### Exercise
Bring together all lines of the material below that contain the string "Democrats".

** Start of Dataset content **

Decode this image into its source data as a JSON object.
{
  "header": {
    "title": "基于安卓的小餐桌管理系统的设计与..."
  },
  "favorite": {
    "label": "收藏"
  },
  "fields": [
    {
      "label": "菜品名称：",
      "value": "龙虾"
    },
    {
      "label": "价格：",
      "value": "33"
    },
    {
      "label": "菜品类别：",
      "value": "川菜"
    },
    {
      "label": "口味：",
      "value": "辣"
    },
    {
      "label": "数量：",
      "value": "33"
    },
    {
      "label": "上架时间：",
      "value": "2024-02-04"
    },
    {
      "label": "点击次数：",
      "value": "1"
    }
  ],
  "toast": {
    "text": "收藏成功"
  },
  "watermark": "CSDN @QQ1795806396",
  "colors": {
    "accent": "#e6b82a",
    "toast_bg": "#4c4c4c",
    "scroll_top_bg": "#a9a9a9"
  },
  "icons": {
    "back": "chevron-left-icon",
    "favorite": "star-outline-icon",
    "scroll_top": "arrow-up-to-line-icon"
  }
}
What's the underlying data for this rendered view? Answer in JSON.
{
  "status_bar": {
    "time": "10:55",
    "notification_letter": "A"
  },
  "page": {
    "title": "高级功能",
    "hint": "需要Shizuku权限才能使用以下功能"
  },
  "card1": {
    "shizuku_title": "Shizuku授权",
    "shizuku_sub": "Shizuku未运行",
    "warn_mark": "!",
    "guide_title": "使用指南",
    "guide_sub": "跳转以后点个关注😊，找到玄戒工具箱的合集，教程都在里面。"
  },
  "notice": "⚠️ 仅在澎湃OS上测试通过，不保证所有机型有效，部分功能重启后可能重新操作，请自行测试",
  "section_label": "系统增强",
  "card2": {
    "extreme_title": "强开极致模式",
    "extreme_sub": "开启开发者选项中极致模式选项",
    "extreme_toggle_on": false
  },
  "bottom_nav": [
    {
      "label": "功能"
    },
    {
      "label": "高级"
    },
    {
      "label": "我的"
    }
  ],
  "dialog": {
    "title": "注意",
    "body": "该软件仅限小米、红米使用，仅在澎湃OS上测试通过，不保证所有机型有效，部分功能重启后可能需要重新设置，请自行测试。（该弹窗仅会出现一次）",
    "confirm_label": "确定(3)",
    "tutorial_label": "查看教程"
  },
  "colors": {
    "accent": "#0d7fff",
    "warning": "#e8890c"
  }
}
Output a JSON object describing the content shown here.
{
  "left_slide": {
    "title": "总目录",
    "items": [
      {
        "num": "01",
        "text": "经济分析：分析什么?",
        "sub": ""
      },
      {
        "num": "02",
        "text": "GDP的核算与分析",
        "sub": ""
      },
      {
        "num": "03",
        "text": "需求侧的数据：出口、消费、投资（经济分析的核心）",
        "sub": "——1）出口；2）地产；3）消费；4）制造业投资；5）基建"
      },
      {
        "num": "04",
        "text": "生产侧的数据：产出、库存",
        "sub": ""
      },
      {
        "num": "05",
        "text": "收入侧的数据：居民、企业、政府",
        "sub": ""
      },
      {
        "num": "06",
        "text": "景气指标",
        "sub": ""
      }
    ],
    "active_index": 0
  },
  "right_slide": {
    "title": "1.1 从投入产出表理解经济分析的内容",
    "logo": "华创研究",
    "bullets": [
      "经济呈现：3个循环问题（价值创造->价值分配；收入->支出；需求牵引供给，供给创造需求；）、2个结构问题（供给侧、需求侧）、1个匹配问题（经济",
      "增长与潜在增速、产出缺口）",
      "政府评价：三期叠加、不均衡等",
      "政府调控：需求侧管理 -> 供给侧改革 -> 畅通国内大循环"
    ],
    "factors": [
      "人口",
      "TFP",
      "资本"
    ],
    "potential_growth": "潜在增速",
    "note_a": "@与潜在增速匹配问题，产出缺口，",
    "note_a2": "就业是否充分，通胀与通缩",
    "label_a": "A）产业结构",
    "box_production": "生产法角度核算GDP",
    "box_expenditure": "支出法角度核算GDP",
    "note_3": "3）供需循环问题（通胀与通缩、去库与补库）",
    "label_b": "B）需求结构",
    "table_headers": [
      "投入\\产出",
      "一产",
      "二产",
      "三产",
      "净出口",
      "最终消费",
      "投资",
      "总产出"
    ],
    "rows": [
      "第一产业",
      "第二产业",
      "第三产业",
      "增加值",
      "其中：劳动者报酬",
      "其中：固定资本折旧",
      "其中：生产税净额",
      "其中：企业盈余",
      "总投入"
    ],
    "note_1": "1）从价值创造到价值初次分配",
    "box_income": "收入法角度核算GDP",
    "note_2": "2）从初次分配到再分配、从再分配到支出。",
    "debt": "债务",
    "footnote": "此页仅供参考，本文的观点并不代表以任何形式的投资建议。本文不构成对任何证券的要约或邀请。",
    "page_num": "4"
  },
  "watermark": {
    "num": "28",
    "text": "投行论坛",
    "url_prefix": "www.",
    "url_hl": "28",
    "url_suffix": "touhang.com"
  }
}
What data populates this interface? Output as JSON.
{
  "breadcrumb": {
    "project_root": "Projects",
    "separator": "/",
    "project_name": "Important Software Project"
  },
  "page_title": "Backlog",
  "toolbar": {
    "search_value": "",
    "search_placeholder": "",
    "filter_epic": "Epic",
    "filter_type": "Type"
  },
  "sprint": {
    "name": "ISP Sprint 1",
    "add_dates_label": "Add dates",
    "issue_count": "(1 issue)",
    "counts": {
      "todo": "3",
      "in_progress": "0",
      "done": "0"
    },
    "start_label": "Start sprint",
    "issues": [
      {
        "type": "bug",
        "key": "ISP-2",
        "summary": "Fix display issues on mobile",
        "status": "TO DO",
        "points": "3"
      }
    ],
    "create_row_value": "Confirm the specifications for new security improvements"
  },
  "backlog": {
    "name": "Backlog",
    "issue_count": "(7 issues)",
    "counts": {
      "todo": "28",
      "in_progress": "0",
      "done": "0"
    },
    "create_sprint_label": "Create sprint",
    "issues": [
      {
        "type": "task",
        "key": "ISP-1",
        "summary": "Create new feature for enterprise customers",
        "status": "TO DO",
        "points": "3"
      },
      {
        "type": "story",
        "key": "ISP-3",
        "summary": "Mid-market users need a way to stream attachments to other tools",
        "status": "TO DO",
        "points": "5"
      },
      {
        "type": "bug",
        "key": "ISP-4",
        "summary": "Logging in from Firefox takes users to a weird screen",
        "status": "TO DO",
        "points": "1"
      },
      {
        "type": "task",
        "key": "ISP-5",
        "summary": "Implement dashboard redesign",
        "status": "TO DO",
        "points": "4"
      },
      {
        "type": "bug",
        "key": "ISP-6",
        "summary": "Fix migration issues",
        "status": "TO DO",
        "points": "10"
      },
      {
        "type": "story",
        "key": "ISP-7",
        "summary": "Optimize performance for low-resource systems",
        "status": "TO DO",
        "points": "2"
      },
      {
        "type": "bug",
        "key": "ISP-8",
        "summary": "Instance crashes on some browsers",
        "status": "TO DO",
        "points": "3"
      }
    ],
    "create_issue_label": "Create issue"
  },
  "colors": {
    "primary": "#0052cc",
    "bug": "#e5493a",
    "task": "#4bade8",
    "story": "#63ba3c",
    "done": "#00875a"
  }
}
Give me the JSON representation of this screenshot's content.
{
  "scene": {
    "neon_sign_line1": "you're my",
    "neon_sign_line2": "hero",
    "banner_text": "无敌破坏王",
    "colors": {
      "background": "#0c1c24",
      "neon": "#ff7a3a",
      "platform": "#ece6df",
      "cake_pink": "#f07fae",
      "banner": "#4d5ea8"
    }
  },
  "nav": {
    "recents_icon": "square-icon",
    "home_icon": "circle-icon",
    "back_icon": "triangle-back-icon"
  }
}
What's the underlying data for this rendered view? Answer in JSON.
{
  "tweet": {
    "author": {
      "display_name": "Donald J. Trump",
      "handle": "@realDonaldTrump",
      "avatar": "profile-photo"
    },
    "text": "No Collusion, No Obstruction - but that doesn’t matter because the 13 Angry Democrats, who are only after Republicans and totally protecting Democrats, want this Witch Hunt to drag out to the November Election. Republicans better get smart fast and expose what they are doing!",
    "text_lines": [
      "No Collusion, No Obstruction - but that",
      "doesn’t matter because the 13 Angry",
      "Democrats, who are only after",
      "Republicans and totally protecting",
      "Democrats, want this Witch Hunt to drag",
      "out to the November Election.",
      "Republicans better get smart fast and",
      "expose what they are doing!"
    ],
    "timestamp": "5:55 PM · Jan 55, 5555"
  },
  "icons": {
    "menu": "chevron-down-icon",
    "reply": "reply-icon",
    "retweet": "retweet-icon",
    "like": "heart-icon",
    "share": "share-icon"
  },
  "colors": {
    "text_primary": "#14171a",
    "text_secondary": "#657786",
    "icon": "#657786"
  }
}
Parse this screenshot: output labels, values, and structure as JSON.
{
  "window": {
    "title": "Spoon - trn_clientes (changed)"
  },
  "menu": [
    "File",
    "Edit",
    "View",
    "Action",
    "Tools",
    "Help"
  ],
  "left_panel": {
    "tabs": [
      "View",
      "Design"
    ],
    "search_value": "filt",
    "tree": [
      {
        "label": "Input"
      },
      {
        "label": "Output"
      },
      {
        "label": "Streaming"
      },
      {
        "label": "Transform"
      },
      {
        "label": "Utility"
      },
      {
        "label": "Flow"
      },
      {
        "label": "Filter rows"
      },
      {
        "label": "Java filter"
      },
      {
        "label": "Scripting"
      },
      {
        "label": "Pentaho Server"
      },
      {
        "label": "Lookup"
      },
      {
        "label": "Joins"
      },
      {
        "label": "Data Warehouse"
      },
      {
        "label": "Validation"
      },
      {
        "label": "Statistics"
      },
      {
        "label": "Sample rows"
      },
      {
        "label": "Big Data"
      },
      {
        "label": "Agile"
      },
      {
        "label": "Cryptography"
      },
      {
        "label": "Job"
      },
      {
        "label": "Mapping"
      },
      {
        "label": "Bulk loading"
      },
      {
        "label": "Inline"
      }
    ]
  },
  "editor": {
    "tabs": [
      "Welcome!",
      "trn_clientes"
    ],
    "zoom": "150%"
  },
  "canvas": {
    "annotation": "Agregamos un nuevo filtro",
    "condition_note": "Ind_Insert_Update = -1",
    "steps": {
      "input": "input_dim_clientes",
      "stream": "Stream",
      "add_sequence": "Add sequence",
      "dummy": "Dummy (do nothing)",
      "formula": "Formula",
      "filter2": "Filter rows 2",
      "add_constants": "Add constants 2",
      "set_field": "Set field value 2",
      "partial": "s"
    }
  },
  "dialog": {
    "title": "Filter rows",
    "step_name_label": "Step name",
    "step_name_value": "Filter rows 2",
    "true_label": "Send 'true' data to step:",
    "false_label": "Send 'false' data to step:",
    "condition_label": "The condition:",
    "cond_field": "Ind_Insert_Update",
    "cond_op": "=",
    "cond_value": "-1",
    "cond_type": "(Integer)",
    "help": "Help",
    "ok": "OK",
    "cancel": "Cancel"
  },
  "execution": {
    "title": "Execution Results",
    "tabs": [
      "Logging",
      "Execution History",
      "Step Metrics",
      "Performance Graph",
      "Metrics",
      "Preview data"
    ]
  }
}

** End of Dataset content **

### Response to the exercise
    "text": "No Collusion, No Obstruction - but that doesn’t matter because the 13 Angry Democrats, who are only after Republicans and totally protecting Democrats, want this Witch Hunt to drag out to the November Election. Republicans better get smart fast and expose what they are doing!",
      "Democrats, who are only after",
      "Democrats, want this Witch Hunt to drag",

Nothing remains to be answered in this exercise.